**What is expected**
Using the data below, copy every line that contains the word "image".

**Available records**
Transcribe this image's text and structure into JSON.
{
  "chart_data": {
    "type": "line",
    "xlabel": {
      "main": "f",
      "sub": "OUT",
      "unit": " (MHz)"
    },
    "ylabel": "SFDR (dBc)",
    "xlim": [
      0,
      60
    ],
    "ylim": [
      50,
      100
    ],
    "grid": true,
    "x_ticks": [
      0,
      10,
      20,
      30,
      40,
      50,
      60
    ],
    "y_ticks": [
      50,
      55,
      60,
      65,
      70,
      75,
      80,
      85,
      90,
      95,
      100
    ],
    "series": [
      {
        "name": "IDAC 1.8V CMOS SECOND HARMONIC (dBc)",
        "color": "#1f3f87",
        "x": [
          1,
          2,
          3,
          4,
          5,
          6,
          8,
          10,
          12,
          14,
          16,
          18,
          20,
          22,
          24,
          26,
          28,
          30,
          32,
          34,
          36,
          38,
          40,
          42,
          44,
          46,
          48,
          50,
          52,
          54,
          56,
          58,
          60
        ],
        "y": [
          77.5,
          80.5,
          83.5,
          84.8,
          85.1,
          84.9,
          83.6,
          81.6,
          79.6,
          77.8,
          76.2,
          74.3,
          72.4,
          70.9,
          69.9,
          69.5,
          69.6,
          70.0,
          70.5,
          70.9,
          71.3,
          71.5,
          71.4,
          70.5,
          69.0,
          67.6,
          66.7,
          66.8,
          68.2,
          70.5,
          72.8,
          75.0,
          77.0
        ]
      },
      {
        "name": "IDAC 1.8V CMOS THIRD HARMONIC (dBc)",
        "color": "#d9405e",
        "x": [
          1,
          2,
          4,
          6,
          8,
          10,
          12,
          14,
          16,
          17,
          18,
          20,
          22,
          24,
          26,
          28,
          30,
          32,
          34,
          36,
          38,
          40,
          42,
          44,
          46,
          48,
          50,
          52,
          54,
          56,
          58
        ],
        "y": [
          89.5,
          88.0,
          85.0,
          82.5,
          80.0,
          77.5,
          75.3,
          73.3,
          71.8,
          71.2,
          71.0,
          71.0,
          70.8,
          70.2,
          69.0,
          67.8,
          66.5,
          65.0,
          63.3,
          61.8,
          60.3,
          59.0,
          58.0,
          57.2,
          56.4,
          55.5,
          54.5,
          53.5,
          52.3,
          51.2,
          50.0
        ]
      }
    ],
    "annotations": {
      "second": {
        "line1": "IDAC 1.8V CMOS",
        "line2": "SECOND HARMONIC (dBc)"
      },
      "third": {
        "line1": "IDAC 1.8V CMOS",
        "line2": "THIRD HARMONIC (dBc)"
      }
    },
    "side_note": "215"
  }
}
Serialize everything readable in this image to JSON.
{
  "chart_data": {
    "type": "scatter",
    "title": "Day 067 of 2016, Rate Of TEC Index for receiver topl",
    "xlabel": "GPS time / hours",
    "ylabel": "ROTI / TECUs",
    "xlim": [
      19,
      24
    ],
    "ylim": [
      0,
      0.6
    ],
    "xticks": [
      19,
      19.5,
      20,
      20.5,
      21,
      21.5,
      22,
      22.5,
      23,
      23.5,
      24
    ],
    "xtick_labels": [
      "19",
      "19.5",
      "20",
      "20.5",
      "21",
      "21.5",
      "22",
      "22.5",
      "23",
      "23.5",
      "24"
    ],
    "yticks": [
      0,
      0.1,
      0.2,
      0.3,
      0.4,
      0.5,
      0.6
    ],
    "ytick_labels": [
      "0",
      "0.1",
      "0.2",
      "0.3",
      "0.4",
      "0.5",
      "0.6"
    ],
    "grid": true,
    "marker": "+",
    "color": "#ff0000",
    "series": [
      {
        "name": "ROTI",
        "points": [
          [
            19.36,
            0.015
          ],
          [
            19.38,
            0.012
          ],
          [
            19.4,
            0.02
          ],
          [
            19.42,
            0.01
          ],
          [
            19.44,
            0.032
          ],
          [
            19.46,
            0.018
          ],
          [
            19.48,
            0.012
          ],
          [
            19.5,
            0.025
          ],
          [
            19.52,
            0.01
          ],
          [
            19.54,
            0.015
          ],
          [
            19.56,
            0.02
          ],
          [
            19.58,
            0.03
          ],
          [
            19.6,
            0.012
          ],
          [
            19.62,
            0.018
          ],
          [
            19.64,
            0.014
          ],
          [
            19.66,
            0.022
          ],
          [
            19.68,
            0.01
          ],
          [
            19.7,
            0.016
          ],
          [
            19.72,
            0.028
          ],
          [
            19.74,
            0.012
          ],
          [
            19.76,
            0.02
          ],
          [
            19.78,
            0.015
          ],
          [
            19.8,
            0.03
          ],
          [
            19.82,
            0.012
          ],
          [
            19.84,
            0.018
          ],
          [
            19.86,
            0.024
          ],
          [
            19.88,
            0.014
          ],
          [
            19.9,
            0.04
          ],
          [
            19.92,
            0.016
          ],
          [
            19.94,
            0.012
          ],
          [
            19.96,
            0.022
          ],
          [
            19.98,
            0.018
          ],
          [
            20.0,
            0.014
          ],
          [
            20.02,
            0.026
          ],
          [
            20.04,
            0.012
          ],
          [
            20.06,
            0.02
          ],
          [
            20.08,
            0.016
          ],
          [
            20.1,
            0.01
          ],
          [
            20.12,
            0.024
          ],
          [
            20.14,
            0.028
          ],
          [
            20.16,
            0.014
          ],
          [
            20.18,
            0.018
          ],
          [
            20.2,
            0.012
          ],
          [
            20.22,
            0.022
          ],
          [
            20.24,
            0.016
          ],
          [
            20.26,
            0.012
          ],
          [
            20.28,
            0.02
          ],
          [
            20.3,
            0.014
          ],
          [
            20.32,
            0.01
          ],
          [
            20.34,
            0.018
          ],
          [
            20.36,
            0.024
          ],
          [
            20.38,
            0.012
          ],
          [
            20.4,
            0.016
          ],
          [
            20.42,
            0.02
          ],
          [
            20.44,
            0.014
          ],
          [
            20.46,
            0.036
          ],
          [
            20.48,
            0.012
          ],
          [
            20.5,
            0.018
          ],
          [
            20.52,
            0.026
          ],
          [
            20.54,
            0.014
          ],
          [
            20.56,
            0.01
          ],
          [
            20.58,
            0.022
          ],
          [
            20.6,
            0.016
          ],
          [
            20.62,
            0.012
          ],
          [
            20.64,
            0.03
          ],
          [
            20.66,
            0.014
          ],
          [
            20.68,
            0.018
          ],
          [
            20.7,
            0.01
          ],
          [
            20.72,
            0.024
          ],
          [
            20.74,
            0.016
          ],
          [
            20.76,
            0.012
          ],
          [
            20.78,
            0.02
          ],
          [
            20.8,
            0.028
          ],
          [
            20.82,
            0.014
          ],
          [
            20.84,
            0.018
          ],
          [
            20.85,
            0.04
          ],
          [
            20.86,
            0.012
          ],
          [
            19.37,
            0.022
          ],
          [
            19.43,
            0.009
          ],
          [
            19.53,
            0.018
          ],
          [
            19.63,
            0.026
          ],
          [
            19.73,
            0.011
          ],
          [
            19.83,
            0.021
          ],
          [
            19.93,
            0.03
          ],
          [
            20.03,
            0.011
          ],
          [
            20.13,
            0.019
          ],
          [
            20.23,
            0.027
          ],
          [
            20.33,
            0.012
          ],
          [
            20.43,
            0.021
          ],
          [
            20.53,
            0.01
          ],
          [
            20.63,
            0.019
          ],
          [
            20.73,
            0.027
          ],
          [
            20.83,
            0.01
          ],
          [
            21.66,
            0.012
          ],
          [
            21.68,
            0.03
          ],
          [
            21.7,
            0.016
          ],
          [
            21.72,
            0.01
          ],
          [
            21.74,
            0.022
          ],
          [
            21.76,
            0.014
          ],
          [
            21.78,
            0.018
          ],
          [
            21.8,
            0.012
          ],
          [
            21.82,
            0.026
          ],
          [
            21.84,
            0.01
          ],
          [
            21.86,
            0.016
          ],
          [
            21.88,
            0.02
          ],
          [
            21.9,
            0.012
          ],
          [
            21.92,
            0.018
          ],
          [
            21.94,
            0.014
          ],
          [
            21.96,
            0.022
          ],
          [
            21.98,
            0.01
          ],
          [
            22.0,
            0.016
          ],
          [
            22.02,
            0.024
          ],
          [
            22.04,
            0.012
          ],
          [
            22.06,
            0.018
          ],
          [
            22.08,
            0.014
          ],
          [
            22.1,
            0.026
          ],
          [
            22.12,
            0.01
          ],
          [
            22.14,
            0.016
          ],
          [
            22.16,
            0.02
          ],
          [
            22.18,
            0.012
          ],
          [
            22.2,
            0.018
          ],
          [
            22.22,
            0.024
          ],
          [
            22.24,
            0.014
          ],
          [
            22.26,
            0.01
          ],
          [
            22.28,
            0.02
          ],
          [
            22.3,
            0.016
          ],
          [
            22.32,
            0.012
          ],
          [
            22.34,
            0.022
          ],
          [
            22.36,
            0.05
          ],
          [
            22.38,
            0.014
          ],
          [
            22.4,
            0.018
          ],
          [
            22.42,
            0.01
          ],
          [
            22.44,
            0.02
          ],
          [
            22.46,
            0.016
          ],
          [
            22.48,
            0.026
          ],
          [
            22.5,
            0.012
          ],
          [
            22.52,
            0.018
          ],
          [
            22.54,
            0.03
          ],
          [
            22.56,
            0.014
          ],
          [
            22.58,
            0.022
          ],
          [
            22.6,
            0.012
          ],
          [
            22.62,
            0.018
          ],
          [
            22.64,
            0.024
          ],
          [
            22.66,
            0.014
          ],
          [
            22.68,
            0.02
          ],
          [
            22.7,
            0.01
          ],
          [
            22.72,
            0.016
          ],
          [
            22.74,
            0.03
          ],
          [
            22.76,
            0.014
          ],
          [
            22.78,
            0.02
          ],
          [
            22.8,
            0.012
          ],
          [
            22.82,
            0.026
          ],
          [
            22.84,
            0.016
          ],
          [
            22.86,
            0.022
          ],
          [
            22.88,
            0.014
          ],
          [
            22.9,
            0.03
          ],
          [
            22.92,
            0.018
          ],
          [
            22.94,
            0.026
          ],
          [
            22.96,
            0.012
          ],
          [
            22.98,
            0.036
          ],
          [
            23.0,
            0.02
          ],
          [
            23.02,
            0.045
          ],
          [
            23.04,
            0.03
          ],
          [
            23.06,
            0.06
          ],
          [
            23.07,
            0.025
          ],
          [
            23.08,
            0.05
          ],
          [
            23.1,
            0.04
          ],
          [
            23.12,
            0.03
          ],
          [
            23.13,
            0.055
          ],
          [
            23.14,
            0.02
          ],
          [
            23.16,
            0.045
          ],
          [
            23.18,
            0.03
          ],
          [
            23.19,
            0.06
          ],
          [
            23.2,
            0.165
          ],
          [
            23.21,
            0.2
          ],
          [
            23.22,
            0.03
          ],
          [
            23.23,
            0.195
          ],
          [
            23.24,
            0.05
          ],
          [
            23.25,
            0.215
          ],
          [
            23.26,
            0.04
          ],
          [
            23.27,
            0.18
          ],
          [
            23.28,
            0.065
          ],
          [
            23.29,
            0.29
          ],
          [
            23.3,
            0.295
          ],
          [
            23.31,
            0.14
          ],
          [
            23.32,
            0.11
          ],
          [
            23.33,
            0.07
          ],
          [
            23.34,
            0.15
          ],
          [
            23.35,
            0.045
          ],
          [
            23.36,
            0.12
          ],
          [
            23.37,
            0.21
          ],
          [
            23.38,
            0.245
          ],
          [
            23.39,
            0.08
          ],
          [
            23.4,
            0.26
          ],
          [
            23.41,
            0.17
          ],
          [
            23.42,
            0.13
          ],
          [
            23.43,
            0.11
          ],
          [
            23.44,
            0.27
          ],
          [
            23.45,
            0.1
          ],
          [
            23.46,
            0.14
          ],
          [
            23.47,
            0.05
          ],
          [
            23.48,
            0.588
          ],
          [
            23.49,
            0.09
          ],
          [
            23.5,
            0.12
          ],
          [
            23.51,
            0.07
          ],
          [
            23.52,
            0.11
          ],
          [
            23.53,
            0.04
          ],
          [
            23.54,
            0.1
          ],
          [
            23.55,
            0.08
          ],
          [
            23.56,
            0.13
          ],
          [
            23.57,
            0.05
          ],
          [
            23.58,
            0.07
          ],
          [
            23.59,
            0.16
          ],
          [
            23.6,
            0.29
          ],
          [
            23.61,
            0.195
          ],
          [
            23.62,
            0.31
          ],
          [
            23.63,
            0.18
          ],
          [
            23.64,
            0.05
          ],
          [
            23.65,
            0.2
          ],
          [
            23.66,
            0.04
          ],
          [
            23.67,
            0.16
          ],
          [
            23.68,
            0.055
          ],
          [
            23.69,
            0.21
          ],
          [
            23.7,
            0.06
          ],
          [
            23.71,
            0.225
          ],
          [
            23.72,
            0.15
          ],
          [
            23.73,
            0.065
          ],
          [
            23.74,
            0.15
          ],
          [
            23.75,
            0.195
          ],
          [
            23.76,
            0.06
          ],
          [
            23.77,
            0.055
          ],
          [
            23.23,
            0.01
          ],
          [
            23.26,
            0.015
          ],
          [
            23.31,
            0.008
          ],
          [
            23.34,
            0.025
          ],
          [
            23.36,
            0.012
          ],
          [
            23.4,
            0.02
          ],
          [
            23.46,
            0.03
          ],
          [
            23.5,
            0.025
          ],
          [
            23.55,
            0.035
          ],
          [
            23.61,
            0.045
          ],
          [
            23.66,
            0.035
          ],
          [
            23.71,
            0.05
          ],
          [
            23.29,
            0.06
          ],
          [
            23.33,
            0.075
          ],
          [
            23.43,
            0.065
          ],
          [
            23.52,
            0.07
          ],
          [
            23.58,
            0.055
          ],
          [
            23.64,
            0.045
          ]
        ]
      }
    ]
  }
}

**Solution below**
Transcribe this image's text and structure into JSON.
Serialize everything readable in this image to JSON.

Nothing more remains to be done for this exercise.